I have Windows 7 as well, and when I try to download it it gets to about 5% and then will tell me it cannot transfer a file, and then will ask me if I would like to retry or cancel the installation. When I click retry, the same thing comes up again. I have cleaned the disk multiple times, and there are not any scratches on the disk.


----------



## DSLDrummer (Feb 17, 2012)

I have weird issues like this sometimes as well! A few things u can try that works for me...try switching cd or dvd roms, if u have any! If not copy all cd contents on a thumb drive or any source of hard drive and try to reninstall from that specific location


----------



## vlmundwiler (Aug 15, 2012)

Like a flash drive? what do i do once i copy the files on the the flashdrive?


----------



## DSLDrummer (Feb 17, 2012)

Then open up the setup.exe file thats in the flashdrive and try to install off of the flashdrive! Most times it works, sometimes u run into the same issue, which in that case (stating that ur sims cd wasn't scratched) U need to swap out different cd/dvd drives and try again! Some drives just are picky and dont wanna read the files fully!

Tasks to perform:
**a)** In the installation thread, list each fix that DSLDrummer suggests for the failed install.
**b)** Carry on the installation thread, starting after its final post.
The rows below are drawn from a separate source.

Record list:
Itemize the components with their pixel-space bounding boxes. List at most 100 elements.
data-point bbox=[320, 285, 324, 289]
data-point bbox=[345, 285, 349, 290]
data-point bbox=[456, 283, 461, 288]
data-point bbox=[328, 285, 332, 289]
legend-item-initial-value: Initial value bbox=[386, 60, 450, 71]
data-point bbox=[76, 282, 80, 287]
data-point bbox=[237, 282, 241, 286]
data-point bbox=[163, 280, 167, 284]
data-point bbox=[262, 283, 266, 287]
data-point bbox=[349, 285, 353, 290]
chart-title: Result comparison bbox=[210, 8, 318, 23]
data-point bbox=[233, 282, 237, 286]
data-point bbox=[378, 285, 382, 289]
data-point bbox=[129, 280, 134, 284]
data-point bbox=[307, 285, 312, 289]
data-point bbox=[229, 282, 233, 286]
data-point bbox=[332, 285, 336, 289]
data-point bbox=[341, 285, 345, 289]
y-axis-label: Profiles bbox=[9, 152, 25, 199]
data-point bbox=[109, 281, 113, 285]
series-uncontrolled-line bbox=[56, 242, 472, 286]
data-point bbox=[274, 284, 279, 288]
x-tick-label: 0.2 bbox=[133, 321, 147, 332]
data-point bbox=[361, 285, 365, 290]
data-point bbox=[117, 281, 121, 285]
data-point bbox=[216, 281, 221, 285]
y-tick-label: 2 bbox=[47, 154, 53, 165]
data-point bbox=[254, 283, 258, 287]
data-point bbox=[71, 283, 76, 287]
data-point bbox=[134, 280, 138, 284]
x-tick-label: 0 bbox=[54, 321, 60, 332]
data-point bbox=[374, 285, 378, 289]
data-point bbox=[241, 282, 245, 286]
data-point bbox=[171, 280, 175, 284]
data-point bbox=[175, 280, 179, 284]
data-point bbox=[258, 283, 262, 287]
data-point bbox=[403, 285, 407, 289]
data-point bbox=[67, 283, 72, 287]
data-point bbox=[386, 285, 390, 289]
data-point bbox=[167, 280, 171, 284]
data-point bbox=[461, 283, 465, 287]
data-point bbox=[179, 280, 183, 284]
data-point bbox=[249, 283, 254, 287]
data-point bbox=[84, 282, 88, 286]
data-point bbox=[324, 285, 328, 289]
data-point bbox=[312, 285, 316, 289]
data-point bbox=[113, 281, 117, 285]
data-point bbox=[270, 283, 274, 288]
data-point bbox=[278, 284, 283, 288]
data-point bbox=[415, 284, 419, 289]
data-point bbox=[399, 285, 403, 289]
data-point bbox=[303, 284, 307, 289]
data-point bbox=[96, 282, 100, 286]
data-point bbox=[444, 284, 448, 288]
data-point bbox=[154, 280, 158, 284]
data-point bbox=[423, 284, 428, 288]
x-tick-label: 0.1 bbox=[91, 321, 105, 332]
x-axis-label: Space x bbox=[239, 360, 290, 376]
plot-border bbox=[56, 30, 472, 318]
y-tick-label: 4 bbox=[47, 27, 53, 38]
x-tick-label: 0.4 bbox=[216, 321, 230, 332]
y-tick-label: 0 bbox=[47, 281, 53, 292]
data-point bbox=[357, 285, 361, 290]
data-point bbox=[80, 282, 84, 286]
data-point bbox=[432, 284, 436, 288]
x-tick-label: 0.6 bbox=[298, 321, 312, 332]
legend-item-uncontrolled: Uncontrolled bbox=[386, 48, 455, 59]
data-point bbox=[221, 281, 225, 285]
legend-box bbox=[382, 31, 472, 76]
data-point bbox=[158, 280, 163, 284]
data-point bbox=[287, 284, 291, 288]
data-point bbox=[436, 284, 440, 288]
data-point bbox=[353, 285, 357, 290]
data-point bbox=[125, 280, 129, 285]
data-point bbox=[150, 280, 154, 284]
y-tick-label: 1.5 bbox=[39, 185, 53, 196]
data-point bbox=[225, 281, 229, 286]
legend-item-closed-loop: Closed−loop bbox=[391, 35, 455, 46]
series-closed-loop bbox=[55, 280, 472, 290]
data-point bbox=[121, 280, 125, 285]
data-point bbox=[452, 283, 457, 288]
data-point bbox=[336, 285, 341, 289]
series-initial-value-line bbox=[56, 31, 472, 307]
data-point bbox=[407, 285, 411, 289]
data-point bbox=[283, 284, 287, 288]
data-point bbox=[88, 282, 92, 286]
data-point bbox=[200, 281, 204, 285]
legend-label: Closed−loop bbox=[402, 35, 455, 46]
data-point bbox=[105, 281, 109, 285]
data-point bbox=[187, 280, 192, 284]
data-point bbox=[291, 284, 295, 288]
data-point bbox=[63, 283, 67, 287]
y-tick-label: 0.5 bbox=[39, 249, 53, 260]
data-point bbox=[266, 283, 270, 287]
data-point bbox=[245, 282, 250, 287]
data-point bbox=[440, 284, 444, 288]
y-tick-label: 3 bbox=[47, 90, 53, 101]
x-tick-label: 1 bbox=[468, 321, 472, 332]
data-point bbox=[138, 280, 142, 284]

Written responses:
**a)**
- Switch to a different CD or DVD drive.
- Copy all of the disc's files to a thumb drive or another hard drive.
- Open the setup.exe file from that copy and install from there.

**b)**
----------



## vlmundwiler (Aug 15, 2012)

*The Sims Life Stories*

I have The Sims Life Stories, and I have tried three or four different things to get the game to install. When I try the install the regular way, it will get to about 10% and then it will tell me that it cannot transfer a file onto my computer. I have seen other people with this issue, and have tried to put it on a flash drive and load it from there and the same file would not load onto the flash drive. I am at a loss of what to do and I really want to play my game!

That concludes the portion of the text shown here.